▸ **Selection**

________________

August 07, 2023 by John Burnham

Boats That Point to the Future of Boating

Boats have changed and the way people use them has, too. First came the shift from wood hulls to fiberglass, along with the move from sail and inboard power to sterndrive and now outboards, taking over much of the market. The terminology of the boating market is now in the middle of another wholesale change, with vessels and their powerplants described as sustainable, hybrid, foiling, autonomous, and even flying. We’ve picked several that represent the future direction of boating. 

 

C-12 Candela

The Candela P-12, currently in development, will transport passengers rapidly through congested metro areas. Photo credit: Candela Electric Boats.

 

 

Electric Power for Boats

While four-stroke outboard engines have become dominant in the powerboat market, the move to develop electric alternatives has been underway for many years, and electric-powered boats are coming on strong. Torqeedo stands out for its lightweight outboard engines, which have been working their way from tenders and other small boats into larger and larger boats; the company’s lineup now ranges from ultralight portables, to 25 and 50kW outboards, and inboard engines up to 100kW that can be tuned for planing boats (higher rpm) and displacement boats (lower rpm). (While kW and horsepower don’t always equate exactly, Torqeedo says their motors deliver from 1 to 100 hp.)

 

Four_Winns H2E

Electric outboard power is coming to the mass market; one of the first to be developed is the four Winns H2E. Photo credit: Four Winns Boats.

 

Vision Marine Technologies seized the headlines last year with a record run for electric-powered boats, hitting 109 mph a the Lake of the Ozarks Shootout, and Groupe Beneteau, the world’s largest recreational boatbuilder, has now teamed up with Vision to integrate electric power with its iconic American brand, Four Winns. The sport H2e bowrider will be the first model launched, carrying Vision’s 2 high-voltage, high-density 700v battery packs and a fully integrated system onboard to plug into dock shore power for quick charging.

 

V32 Vision Marine 109 mph

Powered by Vision Marine Technologies outboards, this V32 catamaran hit 109 mph, setting a new world record for electric power in 2022. Photo credit: Vision Marine Technologies.

________________

▸ **Source material**

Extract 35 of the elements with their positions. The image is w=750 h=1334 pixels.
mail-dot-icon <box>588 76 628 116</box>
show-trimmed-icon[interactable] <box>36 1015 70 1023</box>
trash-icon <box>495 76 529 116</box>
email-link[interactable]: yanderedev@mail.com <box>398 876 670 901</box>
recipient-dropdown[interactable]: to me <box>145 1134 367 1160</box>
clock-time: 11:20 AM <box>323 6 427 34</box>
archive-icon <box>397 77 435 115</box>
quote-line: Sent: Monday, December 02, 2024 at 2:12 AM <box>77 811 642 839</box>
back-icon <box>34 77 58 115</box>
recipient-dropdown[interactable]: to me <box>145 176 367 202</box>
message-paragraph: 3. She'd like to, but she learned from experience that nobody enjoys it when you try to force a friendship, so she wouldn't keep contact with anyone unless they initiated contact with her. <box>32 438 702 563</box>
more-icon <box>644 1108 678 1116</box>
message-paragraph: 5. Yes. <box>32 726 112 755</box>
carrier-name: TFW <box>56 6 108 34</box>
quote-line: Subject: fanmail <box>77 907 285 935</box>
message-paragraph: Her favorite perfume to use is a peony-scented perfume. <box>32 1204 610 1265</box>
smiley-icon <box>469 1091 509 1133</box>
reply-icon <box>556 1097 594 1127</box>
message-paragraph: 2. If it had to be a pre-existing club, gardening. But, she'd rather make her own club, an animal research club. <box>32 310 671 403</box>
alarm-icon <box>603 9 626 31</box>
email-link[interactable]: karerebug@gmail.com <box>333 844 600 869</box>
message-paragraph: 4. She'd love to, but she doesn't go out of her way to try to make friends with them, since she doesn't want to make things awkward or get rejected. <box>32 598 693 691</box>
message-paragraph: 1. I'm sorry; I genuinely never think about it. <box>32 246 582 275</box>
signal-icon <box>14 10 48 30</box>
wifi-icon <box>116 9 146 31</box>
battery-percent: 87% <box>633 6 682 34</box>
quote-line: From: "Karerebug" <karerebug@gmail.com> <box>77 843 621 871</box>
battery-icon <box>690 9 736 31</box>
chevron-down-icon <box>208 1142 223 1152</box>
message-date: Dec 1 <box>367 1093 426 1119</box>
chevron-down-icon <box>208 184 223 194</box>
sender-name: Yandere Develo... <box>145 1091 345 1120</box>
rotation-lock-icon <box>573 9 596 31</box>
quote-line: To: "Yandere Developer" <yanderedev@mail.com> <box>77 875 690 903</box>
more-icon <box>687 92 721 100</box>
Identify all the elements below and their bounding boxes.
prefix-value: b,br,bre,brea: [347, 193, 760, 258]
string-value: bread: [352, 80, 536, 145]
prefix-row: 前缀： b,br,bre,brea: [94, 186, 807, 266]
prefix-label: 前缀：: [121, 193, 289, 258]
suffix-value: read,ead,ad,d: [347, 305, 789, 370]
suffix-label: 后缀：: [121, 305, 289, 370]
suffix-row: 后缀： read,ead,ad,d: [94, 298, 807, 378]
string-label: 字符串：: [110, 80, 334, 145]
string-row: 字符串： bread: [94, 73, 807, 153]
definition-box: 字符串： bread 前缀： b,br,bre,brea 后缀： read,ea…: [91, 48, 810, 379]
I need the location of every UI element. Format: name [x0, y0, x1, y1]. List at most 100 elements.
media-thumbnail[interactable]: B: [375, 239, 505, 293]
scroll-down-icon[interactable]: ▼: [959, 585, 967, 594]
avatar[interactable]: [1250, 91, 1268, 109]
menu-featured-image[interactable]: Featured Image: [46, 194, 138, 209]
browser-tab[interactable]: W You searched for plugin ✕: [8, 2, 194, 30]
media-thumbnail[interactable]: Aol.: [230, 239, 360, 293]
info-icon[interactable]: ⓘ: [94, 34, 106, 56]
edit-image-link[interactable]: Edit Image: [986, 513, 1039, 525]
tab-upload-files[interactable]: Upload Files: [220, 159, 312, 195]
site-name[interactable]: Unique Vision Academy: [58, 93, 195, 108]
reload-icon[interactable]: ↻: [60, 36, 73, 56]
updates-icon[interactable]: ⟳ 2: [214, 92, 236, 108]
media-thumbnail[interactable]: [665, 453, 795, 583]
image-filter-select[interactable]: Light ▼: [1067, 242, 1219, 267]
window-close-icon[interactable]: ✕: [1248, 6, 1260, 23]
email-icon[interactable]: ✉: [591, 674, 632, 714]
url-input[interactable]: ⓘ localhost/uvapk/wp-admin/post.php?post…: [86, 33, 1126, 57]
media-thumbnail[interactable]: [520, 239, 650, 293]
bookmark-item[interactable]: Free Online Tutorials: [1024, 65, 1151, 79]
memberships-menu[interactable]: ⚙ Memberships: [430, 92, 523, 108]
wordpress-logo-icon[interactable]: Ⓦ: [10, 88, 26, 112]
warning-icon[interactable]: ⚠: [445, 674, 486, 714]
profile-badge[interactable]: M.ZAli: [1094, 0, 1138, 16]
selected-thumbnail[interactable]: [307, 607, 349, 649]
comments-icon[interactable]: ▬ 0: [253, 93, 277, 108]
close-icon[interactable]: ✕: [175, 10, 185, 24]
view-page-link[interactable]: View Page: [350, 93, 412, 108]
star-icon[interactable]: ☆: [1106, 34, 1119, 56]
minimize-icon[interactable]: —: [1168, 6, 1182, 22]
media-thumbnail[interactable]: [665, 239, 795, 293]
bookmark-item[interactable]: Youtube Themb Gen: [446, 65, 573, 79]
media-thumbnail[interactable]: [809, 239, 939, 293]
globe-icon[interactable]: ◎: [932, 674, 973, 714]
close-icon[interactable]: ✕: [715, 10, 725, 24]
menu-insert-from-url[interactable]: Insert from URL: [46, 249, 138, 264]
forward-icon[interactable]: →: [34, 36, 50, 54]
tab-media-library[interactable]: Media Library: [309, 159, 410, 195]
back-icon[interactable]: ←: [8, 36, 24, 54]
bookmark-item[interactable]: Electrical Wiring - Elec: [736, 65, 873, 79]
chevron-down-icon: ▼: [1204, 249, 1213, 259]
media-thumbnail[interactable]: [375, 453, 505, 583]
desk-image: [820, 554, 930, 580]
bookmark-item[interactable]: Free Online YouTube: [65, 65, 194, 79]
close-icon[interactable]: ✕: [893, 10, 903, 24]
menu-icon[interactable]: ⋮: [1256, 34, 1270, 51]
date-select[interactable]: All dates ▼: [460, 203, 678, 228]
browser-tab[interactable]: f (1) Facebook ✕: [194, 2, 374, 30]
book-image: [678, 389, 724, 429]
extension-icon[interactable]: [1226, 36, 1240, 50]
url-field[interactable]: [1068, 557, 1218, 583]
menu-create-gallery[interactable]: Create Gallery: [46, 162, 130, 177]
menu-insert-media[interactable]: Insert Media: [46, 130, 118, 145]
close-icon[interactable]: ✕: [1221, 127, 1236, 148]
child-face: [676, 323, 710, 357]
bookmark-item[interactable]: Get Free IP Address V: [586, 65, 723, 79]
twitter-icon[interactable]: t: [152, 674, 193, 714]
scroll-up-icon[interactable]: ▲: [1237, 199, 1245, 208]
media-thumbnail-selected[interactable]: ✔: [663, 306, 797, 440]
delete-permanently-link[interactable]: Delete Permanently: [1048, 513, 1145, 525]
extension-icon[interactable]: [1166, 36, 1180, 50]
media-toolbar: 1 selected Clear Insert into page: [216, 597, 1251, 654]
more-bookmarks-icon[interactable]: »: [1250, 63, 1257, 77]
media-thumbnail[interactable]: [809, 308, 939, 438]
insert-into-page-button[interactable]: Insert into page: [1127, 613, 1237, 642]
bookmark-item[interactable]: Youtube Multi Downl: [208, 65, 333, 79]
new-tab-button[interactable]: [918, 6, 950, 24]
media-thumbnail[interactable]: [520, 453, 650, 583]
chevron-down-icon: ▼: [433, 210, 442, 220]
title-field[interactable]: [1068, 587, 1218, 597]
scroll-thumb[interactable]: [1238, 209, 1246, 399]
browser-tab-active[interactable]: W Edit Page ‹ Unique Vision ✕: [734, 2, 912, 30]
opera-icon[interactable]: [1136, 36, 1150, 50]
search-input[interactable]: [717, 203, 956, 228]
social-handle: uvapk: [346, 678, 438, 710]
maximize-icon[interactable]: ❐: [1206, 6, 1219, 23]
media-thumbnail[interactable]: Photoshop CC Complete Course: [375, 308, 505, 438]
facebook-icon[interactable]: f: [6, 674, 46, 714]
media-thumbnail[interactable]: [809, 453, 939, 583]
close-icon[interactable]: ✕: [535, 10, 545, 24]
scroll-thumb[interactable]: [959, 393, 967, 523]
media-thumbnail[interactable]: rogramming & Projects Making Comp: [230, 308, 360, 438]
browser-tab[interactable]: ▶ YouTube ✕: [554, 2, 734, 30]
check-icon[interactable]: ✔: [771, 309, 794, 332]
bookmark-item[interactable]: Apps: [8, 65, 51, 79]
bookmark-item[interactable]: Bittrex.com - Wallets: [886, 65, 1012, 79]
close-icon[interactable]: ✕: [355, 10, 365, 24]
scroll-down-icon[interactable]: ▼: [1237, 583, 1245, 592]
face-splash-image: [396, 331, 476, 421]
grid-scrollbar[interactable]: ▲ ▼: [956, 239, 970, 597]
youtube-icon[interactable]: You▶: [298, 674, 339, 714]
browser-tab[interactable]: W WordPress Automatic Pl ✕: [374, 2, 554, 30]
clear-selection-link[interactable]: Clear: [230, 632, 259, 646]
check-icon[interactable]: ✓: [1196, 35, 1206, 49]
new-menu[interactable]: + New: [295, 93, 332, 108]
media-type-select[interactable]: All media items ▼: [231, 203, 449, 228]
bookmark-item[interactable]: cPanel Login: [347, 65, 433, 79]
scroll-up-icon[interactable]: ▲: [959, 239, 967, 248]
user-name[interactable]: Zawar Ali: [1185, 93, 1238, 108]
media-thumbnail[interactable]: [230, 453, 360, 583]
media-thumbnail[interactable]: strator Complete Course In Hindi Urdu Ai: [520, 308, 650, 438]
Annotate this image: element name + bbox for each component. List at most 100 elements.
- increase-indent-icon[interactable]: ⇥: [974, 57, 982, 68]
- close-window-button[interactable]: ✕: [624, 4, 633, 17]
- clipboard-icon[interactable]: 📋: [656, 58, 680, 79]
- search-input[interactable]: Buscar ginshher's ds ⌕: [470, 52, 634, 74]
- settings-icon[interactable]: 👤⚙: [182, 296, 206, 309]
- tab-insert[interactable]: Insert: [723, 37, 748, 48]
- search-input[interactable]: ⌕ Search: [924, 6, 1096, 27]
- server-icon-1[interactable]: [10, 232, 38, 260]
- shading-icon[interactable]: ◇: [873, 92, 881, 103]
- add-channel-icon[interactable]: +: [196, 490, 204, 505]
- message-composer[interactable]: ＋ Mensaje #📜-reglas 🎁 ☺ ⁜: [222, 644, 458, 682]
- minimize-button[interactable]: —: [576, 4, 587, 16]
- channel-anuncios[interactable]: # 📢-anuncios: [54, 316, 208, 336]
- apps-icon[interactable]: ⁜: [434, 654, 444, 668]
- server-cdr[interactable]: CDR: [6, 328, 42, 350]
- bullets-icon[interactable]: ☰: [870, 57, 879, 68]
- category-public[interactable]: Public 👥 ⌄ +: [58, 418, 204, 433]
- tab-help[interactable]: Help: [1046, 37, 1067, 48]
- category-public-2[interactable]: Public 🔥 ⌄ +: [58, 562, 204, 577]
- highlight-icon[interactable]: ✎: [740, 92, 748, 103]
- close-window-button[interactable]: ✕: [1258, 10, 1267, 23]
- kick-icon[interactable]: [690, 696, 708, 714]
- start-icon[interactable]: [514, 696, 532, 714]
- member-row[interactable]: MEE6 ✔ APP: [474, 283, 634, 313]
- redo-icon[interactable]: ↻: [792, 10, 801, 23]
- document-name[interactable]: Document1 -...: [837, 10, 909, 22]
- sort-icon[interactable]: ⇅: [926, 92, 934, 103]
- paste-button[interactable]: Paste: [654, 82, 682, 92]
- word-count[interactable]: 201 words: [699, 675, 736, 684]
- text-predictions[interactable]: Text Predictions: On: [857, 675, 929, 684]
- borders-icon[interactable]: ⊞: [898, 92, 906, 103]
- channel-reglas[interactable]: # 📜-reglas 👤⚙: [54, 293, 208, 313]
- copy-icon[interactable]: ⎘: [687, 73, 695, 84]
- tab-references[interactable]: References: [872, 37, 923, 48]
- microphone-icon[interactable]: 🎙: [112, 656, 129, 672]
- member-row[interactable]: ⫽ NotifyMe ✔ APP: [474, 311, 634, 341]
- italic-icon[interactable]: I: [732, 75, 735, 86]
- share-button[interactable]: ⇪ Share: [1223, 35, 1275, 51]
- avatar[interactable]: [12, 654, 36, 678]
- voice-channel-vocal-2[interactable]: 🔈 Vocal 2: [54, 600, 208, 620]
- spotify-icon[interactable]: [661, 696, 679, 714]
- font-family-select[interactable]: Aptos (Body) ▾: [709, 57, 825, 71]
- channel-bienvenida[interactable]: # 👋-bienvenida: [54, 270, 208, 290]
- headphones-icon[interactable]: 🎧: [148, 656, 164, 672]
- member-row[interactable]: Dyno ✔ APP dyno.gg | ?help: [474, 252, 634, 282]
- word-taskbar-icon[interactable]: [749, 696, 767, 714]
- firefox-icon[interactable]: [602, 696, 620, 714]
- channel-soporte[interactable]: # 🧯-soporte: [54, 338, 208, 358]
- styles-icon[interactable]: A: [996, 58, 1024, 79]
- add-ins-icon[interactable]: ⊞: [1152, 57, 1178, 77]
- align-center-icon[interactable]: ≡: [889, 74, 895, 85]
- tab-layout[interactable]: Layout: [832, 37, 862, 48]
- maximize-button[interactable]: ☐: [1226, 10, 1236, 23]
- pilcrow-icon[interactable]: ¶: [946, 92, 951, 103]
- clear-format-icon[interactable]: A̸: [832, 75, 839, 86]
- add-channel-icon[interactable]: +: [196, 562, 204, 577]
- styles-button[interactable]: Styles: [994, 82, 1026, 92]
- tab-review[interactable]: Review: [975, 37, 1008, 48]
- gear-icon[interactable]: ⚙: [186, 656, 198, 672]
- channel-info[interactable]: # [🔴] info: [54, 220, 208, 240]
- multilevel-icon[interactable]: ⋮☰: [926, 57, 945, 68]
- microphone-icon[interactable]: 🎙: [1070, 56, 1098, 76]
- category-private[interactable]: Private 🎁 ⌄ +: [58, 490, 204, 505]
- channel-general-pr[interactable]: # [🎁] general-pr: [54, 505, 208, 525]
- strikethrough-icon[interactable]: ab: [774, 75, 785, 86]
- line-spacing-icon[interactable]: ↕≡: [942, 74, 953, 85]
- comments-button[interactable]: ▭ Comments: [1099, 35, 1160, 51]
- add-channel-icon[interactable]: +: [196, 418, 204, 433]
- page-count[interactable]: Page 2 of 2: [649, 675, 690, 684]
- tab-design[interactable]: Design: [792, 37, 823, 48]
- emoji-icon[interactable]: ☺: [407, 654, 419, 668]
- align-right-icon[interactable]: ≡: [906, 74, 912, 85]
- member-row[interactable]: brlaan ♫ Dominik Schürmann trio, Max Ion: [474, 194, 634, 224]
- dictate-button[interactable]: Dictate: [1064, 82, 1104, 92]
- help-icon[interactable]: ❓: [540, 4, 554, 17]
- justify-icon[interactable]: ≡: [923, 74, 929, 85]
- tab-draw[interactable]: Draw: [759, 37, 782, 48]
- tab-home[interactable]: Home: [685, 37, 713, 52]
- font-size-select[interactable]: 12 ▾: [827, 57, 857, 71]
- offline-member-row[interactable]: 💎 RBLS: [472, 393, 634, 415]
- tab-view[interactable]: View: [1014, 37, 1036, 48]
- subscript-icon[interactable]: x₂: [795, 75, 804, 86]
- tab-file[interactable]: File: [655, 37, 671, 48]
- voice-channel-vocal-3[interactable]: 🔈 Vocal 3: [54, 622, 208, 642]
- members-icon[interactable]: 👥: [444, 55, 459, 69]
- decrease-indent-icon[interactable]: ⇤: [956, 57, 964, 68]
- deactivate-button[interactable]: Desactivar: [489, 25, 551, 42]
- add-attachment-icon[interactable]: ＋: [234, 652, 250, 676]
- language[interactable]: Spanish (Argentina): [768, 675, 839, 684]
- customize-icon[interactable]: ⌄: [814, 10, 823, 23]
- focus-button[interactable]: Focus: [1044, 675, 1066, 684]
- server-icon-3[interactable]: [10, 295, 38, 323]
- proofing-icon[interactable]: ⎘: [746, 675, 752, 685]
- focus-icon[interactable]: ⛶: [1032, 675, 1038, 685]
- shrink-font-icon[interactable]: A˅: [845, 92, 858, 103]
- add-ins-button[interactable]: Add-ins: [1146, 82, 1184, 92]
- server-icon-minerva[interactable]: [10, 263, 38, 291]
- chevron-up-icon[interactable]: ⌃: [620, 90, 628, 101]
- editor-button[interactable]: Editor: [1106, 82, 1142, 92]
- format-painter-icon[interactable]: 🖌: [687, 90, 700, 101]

________________

▸ **Tasks for this exercise**
A: Reproduce the passage of the boating article between "Vision Marine Technologies seized" and "credit: Vision Marine Technologies.", inclusive.
B: Transcribe the entries from their opening line through the line containing "recipient-dropdown[interactable]: to me <box>145 176", both ends included.

▸ **The solutions**
A:
Vision Marine Technologies seized the headlines last year with a record run for electric-powered boats, hitting 109 mph a the Lake of the Ozarks Shootout, and Groupe Beneteau, the world’s largest recreational boatbuilder, has now teamed up with Vision to integrate electric power with its iconic American brand, Four Winns. The sport H2e bowrider will be the first model launched, carrying Vision’s 2 high-voltage, high-density 700v battery packs and a fully integrated system onboard to plug into dock shore power for quick charging.

 

V32 Vision Marine 109 mph

Powered by Vision Marine Technologies outboards, this V32 catamaran hit 109 mph, setting a new world record for electric power in 2022. Photo credit: Vision Marine Technologies.

B:
Extract 35 of the elements with their positions. The image is w=750 h=1334 pixels.
mail-dot-icon <box>588 76 628 116</box>
show-trimmed-icon[interactable] <box>36 1015 70 1023</box>
trash-icon <box>495 76 529 116</box>
email-link[interactable]: yanderedev@mail.com <box>398 876 670 901</box>
recipient-dropdown[interactable]: to me <box>145 1134 367 1160</box>
clock-time: 11:20 AM <box>323 6 427 34</box>
archive-icon <box>397 77 435 115</box>
quote-line: Sent: Monday, December 02, 2024 at 2:12 AM <box>77 811 642 839</box>
back-icon <box>34 77 58 115</box>
recipient-dropdown[interactable]: to me <box>145 176 367 202</box>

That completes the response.